# EXCERPTED RECORDS
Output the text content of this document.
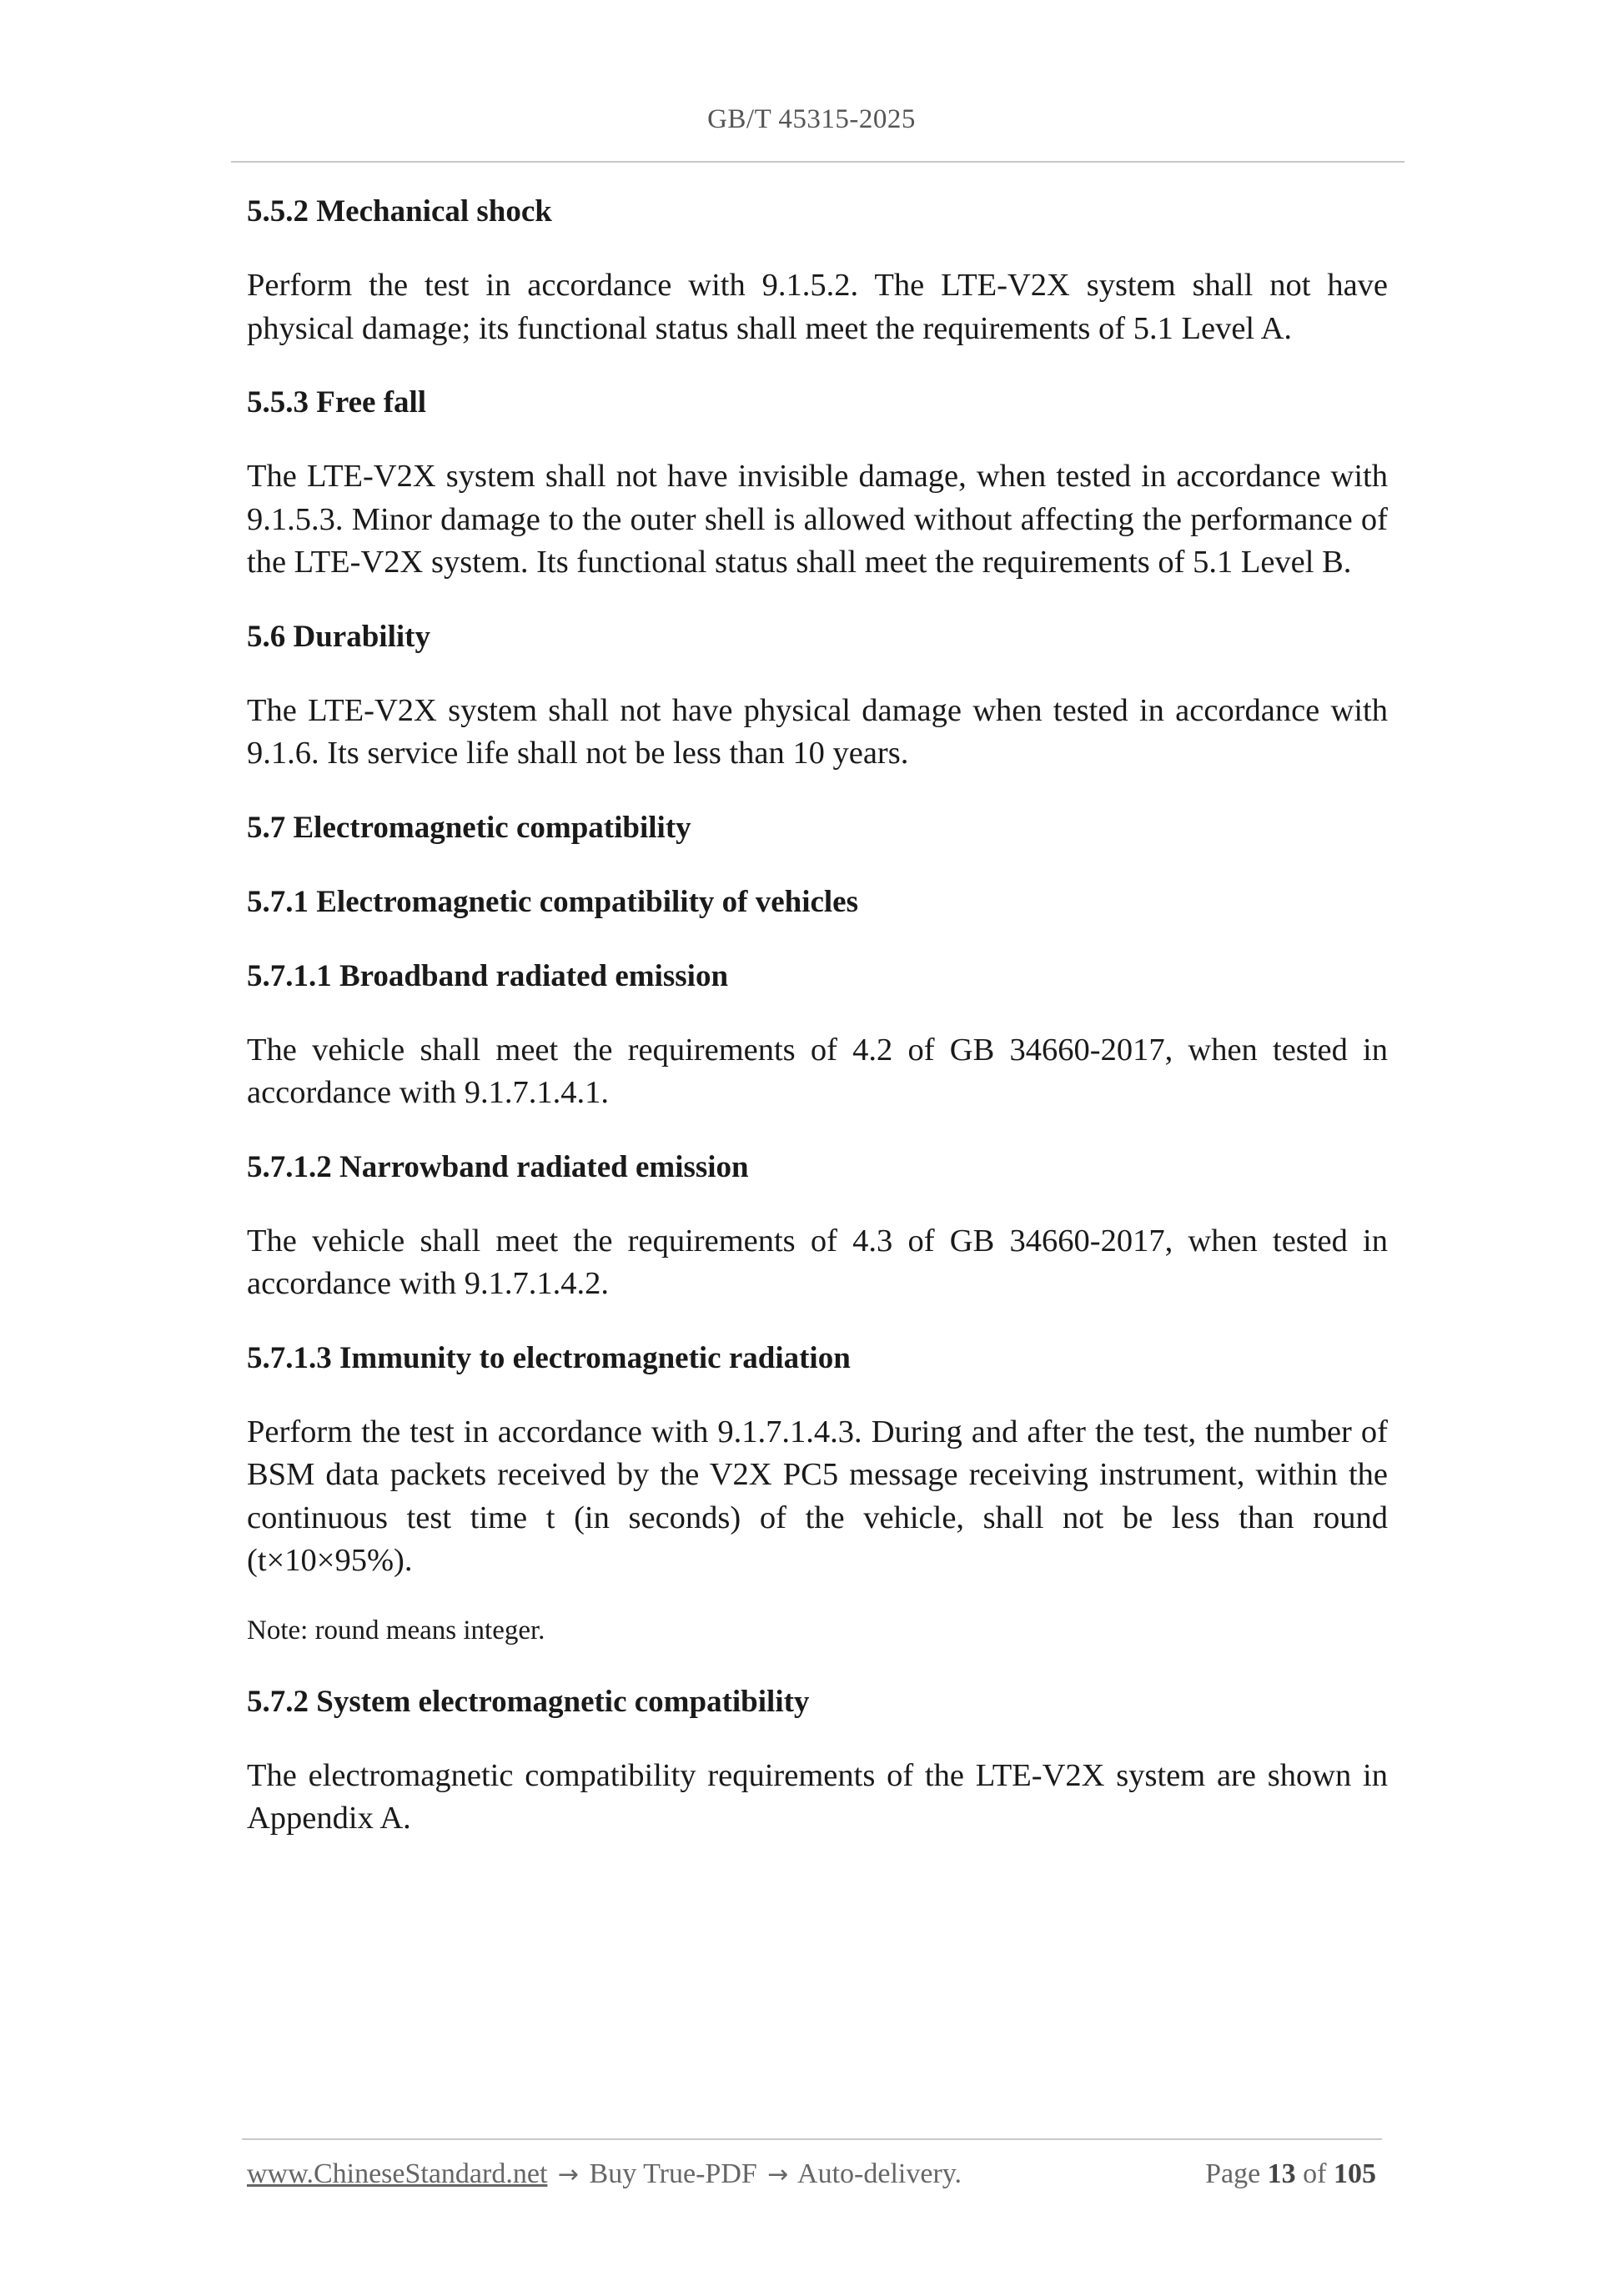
GB/T 45315-2025

5.5.2 Mechanical shock

Perform the test in accordance with 9.1.5.2. The LTE-V2X system shall not have physical damage; its functional status shall meet the requirements of 5.1 Level A.

5.5.3 Free fall

The LTE-V2X system shall not have invisible damage, when tested in accordance with 9.1.5.3. Minor damage to the outer shell is allowed without affecting the performance of the LTE-V2X system. Its functional status shall meet the requirements of 5.1 Level B.

5.6 Durability

The LTE-V2X system shall not have physical damage when tested in accordance with 9.1.6. Its service life shall not be less than 10 years.

5.7 Electromagnetic compatibility

5.7.1 Electromagnetic compatibility of vehicles

5.7.1.1 Broadband radiated emission

The vehicle shall meet the requirements of 4.2 of GB 34660-2017, when tested in accordance with 9.1.7.1.4.1.

5.7.1.2 Narrowband radiated emission

The vehicle shall meet the requirements of 4.3 of GB 34660-2017, when tested in accordance with 9.1.7.1.4.2.

5.7.1.3 Immunity to electromagnetic radiation

Perform the test in accordance with 9.1.7.1.4.3. During and after the test, the number of BSM data packets received by the V2X PC5 message receiving instrument, within the continuous test time t (in seconds) of the vehicle, shall not be less than round (t×10×95%).

Note: round means integer.

5.7.2 System electromagnetic compatibility

The electromagnetic compatibility requirements of the LTE-V2X system are shown in Appendix A.

www.ChineseStandard.net → Buy True-PDF → Auto-delivery.	Page 13 of 105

# BRIEF
Return the entries unchanged, save for the pictures, which do not belong in the copy.

# SOLUTION TO THIS EXERCISE
Output the text content of this document.
GB/T 45315-2025

5.5.2 Mechanical shock

Perform the test in accordance with 9.1.5.2. The LTE-V2X system shall not have physical damage; its functional status shall meet the requirements of 5.1 Level A.

5.5.3 Free fall

The LTE-V2X system shall not have invisible damage, when tested in accordance with 9.1.5.3. Minor damage to the outer shell is allowed without affecting the performance of the LTE-V2X system. Its functional status shall meet the requirements of 5.1 Level B.

5.6 Durability

The LTE-V2X system shall not have physical damage when tested in accordance with 9.1.6. Its service life shall not be less than 10 years.

5.7 Electromagnetic compatibility

5.7.1 Electromagnetic compatibility of vehicles

5.7.1.1 Broadband radiated emission

The vehicle shall meet the requirements of 4.2 of GB 34660-2017, when tested in accordance with 9.1.7.1.4.1.

5.7.1.2 Narrowband radiated emission

The vehicle shall meet the requirements of 4.3 of GB 34660-2017, when tested in accordance with 9.1.7.1.4.2.

5.7.1.3 Immunity to electromagnetic radiation

Perform the test in accordance with 9.1.7.1.4.3. During and after the test, the number of BSM data packets received by the V2X PC5 message receiving instrument, within the continuous test time t (in seconds) of the vehicle, shall not be less than round (t×10×95%).

Note: round means integer.

5.7.2 System electromagnetic compatibility

The electromagnetic compatibility requirements of the LTE-V2X system are shown in Appendix A.

www.ChineseStandard.net → Buy True-PDF → Auto-delivery.	Page 13 of 105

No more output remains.